'''

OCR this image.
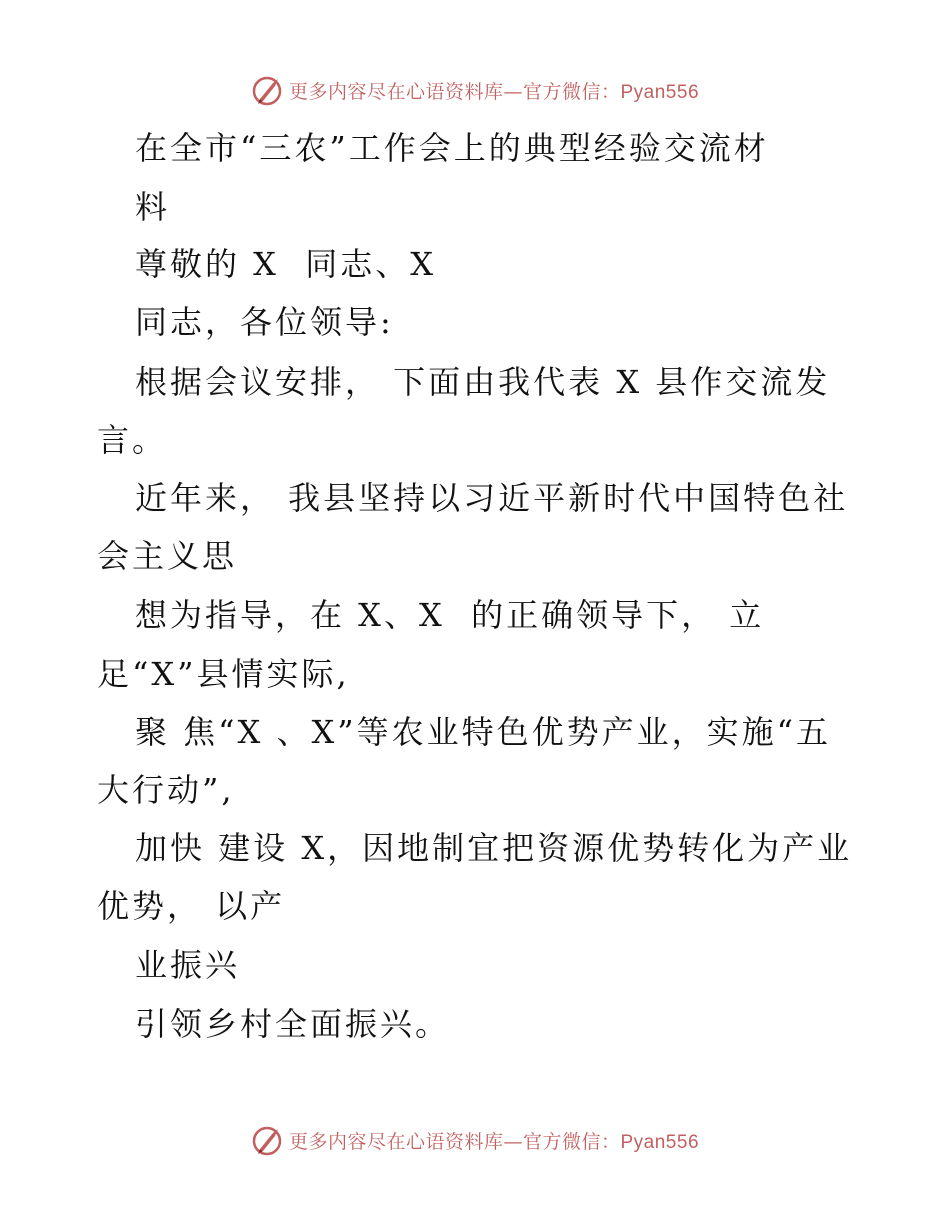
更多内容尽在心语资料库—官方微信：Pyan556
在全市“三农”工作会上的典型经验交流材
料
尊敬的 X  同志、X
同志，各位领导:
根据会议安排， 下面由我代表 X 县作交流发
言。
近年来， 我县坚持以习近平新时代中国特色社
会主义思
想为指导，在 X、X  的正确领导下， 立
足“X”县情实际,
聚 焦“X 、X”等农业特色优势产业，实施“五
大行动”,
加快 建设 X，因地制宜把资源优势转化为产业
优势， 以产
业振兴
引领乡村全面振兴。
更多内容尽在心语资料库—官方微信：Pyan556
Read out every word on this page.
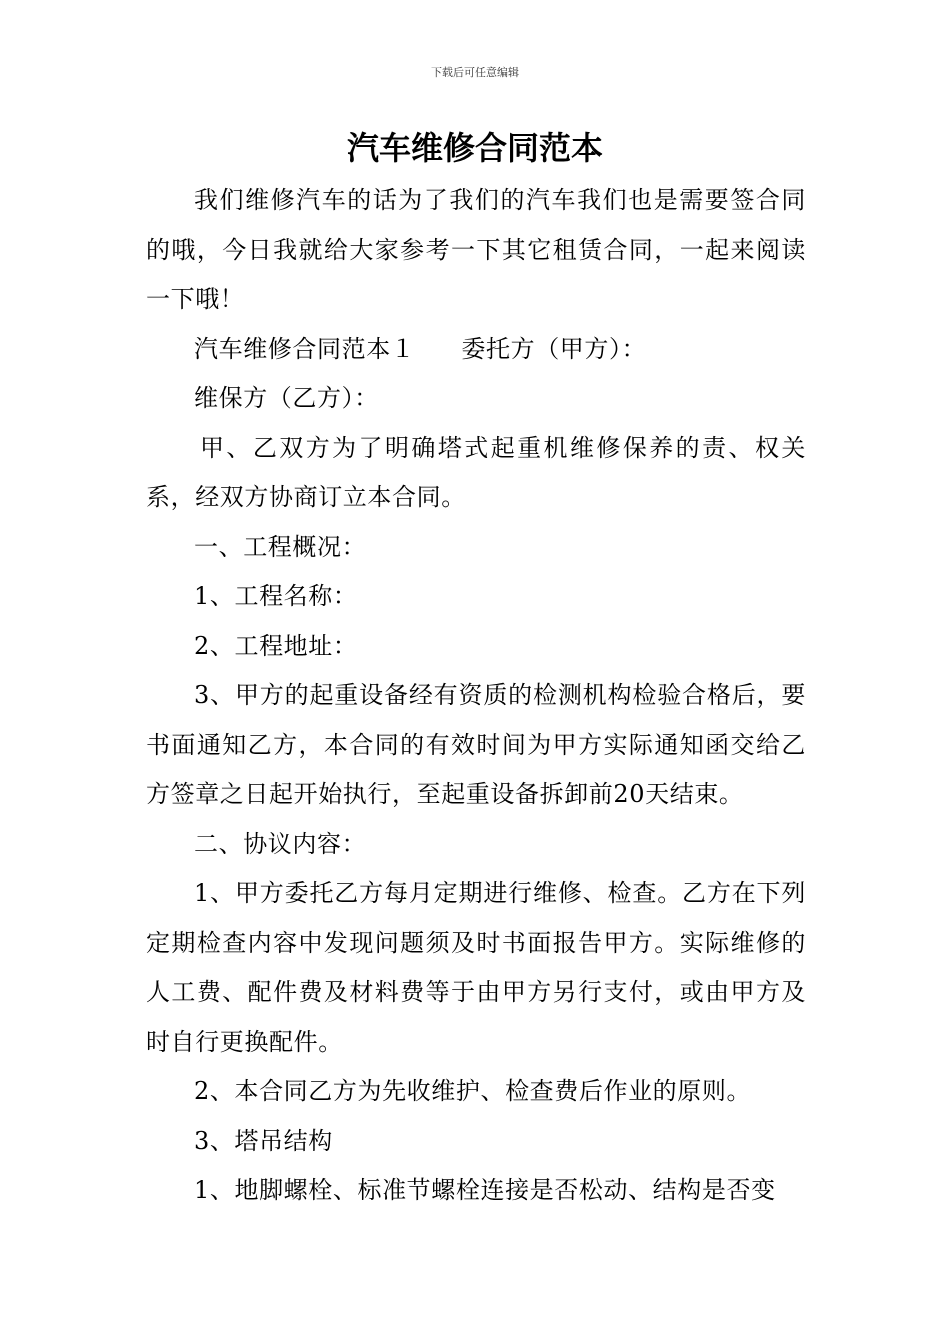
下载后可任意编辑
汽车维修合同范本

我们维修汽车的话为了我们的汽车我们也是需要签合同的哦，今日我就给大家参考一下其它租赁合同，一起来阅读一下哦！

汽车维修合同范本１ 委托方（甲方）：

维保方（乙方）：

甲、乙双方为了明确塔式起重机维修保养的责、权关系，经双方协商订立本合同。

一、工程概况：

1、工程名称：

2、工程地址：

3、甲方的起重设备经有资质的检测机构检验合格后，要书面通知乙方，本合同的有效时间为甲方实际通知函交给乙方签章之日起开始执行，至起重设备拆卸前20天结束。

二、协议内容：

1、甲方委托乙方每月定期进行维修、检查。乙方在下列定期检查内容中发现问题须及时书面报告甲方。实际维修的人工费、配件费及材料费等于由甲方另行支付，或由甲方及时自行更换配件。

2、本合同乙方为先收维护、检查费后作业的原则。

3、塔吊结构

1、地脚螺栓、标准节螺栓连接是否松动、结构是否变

'''

GOAL:
Extract all lines of the records above that include "this".

FINISHED ANSWER:
OCR this image.
Read out every word on this page.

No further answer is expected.